**STATED EXERCISE**
Reproduce every line of the listing below word for word, leaving out the pictures.
━━━ DATASET RECORDS ━━━
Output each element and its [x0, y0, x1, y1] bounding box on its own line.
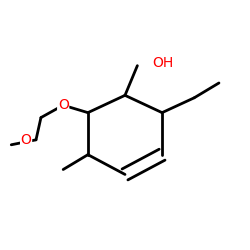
Text: O: O	[21, 133, 32, 147]
Text: OH: OH	[152, 56, 174, 70]
Text: O: O	[58, 98, 69, 112]
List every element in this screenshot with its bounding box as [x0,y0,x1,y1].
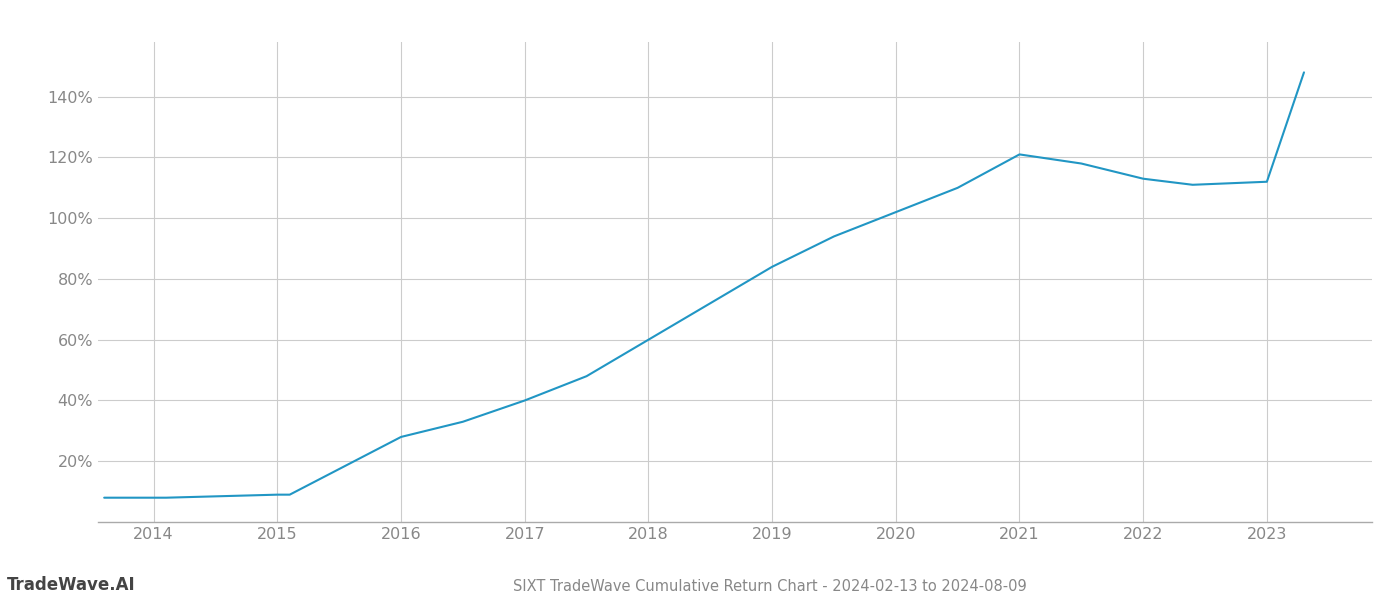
Text: SIXT TradeWave Cumulative Return Chart - 2024-02-13 to 2024-08-09: SIXT TradeWave Cumulative Return Chart -… [514,579,1026,594]
Text: TradeWave.AI: TradeWave.AI [7,576,136,594]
━━━
**TASK SOLUTION**
Output each element and its [x0, y0, x1, y1] bounding box on its own line.
Text: O: O	[21, 133, 32, 147]
Text: OH: OH	[152, 56, 174, 70]
Text: O: O	[58, 98, 69, 112]
List every element in this screenshot with its bounding box as [x0,y0,x1,y1].
Text: SIXT TradeWave Cumulative Return Chart - 2024-02-13 to 2024-08-09: SIXT TradeWave Cumulative Return Chart -… [514,579,1026,594]
Text: TradeWave.AI: TradeWave.AI [7,576,136,594]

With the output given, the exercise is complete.